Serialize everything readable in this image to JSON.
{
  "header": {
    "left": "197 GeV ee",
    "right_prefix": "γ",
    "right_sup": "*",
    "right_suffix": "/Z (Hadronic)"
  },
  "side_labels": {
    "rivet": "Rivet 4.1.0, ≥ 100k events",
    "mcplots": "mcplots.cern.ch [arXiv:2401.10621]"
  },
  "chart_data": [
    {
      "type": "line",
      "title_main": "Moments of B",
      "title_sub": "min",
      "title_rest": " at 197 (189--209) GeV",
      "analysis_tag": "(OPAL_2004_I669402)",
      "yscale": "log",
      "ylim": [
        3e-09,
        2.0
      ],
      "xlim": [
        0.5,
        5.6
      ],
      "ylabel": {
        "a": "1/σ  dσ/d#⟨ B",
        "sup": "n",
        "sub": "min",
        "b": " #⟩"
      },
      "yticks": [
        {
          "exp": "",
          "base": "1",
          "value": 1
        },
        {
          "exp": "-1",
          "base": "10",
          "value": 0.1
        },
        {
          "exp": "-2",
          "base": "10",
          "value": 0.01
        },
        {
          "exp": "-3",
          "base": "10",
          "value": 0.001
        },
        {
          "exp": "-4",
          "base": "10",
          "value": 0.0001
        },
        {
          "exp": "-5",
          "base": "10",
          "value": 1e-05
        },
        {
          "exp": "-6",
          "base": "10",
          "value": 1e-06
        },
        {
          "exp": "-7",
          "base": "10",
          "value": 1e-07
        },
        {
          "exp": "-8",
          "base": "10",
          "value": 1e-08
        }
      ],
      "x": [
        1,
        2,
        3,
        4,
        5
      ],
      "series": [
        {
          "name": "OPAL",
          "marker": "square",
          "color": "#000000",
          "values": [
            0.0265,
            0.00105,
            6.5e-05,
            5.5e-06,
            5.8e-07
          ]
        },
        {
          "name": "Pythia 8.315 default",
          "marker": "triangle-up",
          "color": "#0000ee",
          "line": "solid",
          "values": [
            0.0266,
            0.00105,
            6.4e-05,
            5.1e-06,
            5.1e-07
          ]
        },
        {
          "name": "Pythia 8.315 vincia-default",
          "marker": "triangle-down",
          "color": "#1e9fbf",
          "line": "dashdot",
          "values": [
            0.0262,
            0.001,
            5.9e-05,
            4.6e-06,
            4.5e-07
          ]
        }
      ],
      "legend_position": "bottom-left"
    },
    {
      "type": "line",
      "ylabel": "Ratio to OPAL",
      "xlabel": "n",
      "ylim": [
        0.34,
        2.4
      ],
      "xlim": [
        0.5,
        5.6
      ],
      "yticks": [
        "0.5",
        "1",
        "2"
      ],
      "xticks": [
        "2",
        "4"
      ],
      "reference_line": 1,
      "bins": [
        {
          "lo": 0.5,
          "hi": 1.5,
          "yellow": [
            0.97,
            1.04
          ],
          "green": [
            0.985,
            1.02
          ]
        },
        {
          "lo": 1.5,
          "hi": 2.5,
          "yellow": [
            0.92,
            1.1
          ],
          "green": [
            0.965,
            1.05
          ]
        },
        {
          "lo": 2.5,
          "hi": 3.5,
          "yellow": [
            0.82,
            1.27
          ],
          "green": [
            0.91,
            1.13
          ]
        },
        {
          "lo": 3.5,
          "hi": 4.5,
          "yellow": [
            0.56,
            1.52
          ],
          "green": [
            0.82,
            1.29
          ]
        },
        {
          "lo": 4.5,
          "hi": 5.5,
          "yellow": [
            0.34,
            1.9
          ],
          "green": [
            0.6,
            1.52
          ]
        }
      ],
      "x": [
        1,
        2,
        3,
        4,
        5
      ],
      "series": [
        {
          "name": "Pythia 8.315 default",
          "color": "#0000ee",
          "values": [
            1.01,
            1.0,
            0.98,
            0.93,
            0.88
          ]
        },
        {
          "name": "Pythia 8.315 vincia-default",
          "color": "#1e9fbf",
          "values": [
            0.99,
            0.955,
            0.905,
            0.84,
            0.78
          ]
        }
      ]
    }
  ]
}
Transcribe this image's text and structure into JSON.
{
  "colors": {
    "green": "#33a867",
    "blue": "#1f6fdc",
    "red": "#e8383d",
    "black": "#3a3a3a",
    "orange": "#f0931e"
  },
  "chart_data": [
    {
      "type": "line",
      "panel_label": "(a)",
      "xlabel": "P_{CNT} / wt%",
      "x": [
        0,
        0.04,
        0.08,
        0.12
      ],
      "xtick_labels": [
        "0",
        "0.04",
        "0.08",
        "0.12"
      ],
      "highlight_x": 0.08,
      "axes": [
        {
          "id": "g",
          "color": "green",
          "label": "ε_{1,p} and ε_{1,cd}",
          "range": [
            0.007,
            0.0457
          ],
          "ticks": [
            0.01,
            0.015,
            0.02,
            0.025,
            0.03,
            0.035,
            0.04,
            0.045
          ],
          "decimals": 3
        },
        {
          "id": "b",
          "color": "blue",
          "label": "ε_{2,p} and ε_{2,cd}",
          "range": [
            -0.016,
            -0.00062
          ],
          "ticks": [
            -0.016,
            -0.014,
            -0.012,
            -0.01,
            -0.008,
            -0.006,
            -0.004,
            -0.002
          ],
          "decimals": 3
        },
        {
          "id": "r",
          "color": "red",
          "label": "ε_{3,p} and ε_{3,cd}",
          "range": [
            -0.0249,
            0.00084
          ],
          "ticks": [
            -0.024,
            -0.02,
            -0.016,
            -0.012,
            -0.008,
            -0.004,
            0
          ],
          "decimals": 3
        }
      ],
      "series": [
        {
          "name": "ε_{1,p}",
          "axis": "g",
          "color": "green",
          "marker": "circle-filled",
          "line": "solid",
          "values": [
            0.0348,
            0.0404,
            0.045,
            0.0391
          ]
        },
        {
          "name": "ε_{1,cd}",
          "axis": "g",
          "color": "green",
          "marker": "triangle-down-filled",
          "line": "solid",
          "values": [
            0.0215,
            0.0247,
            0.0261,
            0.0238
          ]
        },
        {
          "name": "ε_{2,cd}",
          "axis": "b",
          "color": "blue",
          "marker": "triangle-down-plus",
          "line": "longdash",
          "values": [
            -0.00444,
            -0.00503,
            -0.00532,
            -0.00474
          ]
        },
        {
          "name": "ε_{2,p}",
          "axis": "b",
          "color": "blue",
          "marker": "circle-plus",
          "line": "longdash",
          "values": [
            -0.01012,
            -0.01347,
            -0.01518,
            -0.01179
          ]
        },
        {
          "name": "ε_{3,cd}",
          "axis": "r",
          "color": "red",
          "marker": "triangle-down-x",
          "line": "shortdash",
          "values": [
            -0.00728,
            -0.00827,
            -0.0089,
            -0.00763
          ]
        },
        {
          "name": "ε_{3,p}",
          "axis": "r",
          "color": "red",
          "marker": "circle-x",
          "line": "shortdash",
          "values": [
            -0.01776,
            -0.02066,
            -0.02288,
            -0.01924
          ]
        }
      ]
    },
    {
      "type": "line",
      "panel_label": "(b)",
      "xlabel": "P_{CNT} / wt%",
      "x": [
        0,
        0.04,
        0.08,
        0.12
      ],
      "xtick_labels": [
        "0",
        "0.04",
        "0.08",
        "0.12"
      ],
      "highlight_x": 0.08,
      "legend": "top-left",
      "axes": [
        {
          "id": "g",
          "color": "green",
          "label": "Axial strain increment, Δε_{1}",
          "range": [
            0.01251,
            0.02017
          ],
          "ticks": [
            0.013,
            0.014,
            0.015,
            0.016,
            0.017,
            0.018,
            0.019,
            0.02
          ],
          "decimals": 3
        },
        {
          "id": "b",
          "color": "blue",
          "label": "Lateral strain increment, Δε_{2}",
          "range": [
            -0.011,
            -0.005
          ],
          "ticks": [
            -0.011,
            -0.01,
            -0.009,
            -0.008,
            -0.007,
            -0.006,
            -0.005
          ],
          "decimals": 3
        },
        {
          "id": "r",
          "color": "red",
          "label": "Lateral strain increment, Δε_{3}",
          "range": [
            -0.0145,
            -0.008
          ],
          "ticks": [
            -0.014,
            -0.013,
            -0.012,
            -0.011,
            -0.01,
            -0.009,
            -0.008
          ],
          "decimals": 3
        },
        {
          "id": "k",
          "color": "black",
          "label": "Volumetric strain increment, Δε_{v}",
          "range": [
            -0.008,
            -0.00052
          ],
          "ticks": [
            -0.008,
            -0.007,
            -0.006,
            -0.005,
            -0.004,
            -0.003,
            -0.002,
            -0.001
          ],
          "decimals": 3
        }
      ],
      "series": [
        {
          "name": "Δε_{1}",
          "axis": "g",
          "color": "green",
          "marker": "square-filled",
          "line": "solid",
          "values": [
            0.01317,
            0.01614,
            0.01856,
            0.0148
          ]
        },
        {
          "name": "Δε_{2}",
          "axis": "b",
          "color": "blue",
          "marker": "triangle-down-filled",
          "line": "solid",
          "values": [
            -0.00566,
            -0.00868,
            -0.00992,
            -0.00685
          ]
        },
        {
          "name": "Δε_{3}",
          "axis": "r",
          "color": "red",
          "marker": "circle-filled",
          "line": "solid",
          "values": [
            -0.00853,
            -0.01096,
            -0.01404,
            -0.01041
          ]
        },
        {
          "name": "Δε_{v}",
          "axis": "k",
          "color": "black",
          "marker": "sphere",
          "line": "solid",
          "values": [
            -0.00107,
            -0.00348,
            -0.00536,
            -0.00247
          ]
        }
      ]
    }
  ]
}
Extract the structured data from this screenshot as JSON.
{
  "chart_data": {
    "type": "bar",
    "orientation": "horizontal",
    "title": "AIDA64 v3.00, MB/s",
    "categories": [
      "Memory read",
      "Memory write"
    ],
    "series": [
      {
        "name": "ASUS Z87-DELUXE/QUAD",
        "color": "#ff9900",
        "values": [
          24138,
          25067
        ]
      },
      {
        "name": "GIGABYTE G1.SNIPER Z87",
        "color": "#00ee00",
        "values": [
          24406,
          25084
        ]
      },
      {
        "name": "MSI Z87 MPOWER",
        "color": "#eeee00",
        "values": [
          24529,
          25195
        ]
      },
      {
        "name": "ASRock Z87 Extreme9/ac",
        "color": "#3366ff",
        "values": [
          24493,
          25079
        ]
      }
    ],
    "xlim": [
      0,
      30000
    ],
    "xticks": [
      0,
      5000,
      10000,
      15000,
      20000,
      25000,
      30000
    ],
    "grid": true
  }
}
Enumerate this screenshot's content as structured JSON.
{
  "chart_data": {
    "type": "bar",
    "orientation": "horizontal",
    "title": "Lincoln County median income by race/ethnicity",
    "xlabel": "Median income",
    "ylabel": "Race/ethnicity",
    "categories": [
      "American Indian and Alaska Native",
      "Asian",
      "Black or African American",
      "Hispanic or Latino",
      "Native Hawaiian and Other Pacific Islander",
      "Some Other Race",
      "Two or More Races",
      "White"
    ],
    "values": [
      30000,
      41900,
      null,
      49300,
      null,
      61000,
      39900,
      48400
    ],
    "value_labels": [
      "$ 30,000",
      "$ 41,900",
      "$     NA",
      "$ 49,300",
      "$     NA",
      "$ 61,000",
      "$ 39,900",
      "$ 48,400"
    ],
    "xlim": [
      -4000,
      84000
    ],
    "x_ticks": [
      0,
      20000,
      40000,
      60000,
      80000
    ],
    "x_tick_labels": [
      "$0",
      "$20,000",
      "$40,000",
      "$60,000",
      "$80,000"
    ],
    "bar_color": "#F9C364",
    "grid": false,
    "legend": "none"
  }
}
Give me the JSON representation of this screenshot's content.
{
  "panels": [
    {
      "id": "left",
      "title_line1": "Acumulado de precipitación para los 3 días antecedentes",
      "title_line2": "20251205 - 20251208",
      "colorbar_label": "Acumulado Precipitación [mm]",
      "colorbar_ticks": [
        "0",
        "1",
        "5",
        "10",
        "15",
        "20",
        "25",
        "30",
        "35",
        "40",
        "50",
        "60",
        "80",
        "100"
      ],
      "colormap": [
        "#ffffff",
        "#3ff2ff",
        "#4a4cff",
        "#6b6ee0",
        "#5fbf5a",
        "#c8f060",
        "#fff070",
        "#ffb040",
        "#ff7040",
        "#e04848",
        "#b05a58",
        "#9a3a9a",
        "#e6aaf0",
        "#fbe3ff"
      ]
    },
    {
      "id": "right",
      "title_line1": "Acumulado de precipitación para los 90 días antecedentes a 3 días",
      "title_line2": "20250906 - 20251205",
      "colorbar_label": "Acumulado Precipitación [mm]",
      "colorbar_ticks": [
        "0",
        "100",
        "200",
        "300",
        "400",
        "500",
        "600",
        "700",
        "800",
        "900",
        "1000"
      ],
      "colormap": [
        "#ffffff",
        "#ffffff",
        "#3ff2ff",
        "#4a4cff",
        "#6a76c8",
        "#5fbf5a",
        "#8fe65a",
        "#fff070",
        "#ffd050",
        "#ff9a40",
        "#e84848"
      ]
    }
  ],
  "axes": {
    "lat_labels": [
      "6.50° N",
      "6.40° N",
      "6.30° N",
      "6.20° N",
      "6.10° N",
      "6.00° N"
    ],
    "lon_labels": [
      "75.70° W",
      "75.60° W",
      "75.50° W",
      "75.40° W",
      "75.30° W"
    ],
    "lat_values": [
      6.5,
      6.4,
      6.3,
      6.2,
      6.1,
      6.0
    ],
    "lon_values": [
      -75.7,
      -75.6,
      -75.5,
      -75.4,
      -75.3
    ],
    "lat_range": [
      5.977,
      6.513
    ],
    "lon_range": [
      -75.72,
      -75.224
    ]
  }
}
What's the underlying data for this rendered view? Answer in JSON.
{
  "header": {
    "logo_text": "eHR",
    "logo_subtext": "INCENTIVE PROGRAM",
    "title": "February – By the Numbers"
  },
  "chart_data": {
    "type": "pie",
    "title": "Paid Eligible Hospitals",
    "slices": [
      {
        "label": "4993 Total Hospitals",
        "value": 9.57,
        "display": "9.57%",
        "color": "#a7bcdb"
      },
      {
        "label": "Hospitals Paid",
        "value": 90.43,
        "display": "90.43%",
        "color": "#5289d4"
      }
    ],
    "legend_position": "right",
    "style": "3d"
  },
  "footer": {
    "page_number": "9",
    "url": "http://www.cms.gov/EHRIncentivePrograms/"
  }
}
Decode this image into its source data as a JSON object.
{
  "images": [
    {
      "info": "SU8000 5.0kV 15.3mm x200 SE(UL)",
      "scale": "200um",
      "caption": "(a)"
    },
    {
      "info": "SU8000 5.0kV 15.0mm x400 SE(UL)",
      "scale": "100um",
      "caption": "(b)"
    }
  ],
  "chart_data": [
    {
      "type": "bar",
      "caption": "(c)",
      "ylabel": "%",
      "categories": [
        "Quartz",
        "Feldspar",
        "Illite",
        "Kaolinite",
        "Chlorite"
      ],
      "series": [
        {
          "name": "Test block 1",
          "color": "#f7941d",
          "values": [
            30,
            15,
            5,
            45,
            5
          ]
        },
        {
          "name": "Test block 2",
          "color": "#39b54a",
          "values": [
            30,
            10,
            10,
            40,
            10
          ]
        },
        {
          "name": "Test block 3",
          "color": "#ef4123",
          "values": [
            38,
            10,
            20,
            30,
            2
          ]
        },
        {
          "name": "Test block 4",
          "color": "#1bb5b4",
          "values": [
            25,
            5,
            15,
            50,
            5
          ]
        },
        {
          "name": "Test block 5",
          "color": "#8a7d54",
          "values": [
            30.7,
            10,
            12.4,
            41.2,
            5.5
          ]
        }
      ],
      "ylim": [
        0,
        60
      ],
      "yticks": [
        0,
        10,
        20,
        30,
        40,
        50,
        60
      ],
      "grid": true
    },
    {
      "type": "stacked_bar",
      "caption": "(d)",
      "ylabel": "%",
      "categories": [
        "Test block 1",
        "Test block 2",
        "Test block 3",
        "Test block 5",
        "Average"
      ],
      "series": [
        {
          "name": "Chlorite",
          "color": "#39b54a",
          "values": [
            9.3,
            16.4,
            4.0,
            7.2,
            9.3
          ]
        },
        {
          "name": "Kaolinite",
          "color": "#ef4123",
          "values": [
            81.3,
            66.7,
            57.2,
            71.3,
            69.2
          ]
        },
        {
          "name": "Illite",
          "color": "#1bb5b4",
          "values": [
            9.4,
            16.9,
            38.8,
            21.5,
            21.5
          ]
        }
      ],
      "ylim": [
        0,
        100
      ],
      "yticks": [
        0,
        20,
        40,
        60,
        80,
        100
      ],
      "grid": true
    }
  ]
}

■ **Short problem**
Only a number is wanted: how many lines contain "this"?

■ **Exercise solution**
7